▶ Instructions to follow
Keep only the lines of the listing that include the word "horizontal", and copy them.

▶ Data shown
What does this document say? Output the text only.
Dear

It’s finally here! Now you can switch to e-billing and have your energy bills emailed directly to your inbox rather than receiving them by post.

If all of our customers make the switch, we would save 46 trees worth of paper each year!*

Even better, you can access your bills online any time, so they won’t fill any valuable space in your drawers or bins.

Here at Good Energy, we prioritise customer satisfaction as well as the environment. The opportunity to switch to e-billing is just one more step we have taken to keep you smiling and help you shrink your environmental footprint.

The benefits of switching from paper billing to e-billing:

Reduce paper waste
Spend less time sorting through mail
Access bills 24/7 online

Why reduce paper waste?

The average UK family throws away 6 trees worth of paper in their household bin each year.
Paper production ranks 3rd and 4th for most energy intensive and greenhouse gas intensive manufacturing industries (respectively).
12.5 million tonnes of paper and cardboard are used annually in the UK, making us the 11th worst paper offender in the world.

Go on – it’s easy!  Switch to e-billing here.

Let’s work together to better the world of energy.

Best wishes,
...
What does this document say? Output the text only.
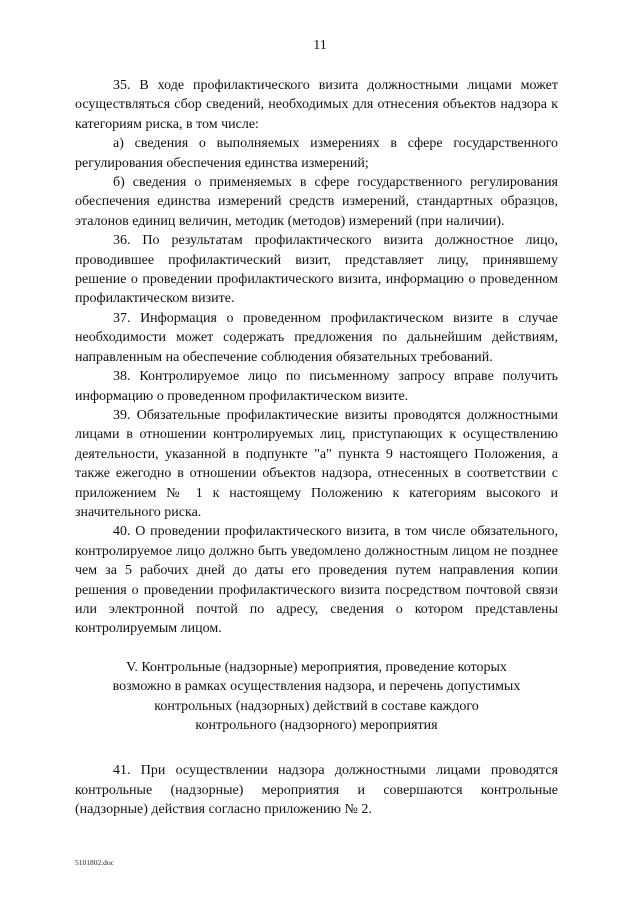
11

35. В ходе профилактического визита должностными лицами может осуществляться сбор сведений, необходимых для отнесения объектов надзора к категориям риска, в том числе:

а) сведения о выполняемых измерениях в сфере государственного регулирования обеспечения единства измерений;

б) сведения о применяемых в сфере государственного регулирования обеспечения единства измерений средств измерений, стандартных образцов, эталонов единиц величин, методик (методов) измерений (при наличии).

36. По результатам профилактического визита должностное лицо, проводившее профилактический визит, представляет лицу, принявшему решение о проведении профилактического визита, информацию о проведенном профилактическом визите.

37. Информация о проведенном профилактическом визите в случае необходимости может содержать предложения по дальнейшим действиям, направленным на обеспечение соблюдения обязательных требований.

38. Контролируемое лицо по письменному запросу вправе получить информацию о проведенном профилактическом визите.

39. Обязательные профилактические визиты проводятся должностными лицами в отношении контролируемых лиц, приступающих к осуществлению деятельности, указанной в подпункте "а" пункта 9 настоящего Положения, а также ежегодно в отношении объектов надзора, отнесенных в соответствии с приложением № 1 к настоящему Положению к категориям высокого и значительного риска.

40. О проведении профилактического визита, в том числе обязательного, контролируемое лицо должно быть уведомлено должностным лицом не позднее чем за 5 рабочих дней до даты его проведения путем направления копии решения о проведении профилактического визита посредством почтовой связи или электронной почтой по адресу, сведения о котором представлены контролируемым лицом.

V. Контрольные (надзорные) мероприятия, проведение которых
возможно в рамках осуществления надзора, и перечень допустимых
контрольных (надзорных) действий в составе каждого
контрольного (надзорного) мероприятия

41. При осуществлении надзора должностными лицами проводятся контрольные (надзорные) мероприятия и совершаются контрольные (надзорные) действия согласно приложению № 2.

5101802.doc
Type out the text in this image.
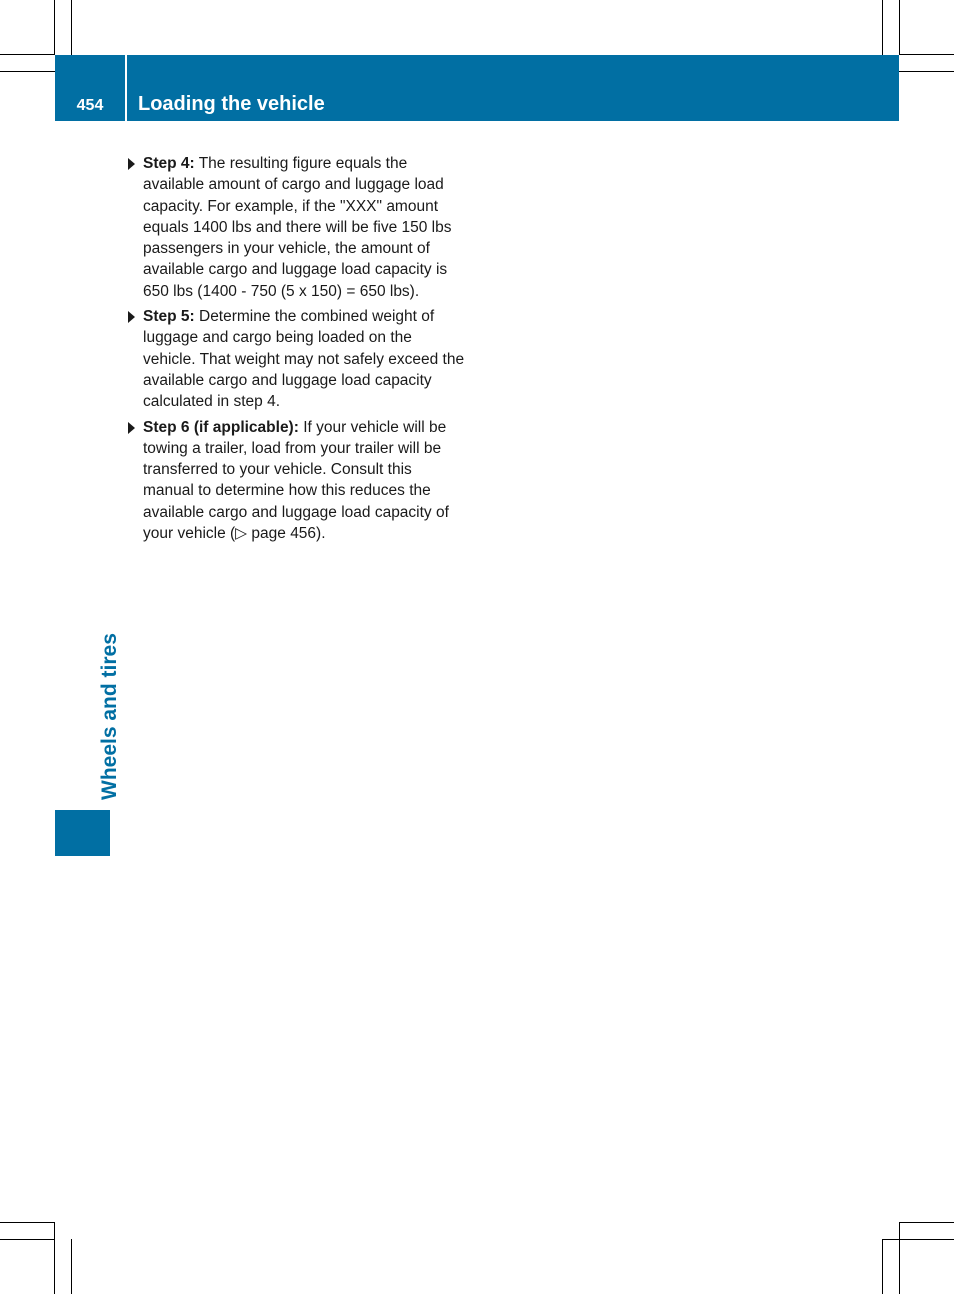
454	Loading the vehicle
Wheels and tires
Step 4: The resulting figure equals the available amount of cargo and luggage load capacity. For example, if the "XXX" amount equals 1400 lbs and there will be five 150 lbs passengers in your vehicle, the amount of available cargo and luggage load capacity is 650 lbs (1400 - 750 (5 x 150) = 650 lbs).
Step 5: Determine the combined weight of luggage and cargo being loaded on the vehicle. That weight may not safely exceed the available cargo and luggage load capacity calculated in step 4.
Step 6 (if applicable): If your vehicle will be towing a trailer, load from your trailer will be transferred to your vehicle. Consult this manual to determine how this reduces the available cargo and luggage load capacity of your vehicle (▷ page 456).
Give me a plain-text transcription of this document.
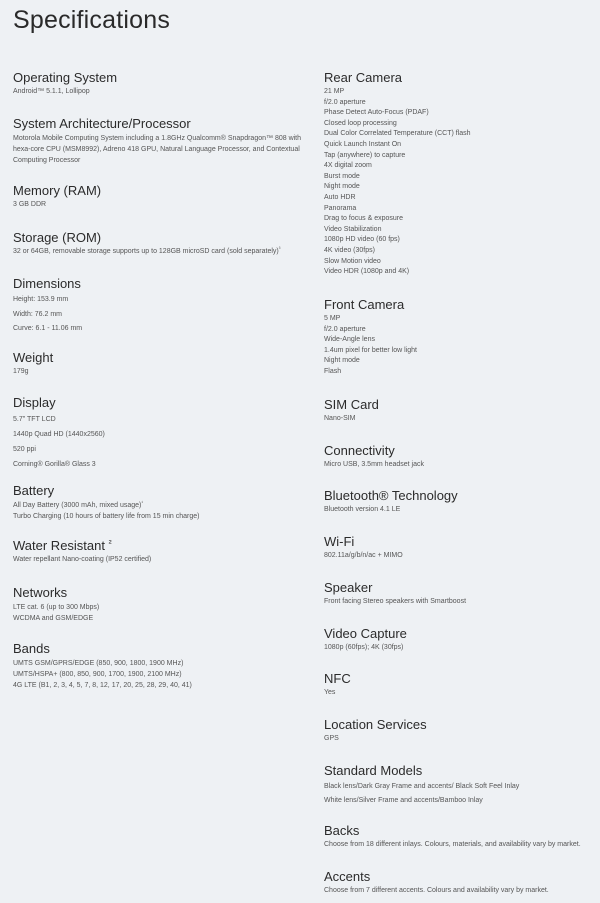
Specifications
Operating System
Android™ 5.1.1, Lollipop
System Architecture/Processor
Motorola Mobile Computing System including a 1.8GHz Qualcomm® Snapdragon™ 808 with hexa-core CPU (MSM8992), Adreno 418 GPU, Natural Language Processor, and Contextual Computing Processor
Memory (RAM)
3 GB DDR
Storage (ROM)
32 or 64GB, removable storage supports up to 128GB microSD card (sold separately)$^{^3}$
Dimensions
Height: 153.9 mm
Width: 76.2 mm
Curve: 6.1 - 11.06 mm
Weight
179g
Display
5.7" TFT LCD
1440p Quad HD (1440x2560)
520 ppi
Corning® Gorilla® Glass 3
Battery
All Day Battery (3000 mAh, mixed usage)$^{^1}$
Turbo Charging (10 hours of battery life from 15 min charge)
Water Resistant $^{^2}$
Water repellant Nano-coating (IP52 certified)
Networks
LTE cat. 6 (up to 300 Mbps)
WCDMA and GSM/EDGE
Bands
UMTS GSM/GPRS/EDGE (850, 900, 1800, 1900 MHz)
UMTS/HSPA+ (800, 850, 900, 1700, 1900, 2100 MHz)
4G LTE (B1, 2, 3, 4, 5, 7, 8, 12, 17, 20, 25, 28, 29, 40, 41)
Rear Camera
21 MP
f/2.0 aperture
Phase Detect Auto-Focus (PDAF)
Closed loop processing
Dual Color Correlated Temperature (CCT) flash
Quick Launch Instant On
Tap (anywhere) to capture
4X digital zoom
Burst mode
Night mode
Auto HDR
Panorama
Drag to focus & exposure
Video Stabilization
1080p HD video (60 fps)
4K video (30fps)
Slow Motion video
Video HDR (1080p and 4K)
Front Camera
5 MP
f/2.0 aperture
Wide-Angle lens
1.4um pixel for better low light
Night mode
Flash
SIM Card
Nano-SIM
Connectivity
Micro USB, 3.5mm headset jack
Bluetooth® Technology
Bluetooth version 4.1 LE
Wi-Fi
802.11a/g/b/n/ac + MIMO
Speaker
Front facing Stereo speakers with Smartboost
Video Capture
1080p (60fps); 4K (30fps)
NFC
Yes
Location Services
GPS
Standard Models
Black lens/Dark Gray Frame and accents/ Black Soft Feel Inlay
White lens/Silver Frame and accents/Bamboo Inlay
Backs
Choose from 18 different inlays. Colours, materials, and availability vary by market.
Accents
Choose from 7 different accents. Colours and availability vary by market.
==
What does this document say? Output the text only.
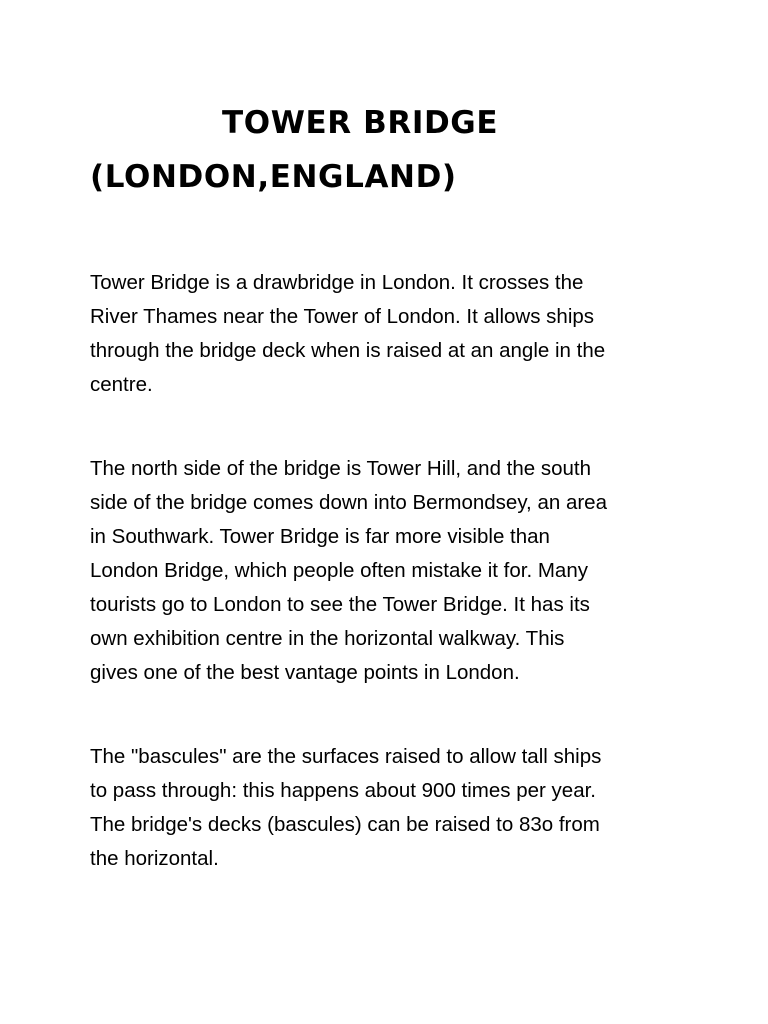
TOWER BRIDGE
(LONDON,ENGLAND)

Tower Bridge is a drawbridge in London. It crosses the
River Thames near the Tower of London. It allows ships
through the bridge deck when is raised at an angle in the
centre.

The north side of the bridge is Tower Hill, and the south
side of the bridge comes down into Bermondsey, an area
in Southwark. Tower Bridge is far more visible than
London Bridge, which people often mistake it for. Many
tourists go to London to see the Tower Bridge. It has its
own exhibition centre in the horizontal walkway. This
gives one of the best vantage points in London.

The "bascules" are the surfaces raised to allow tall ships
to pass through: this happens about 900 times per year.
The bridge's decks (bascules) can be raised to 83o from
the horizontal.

▶ Answer to the problem
own exhibition centre in the horizontal walkway. This
the horizontal.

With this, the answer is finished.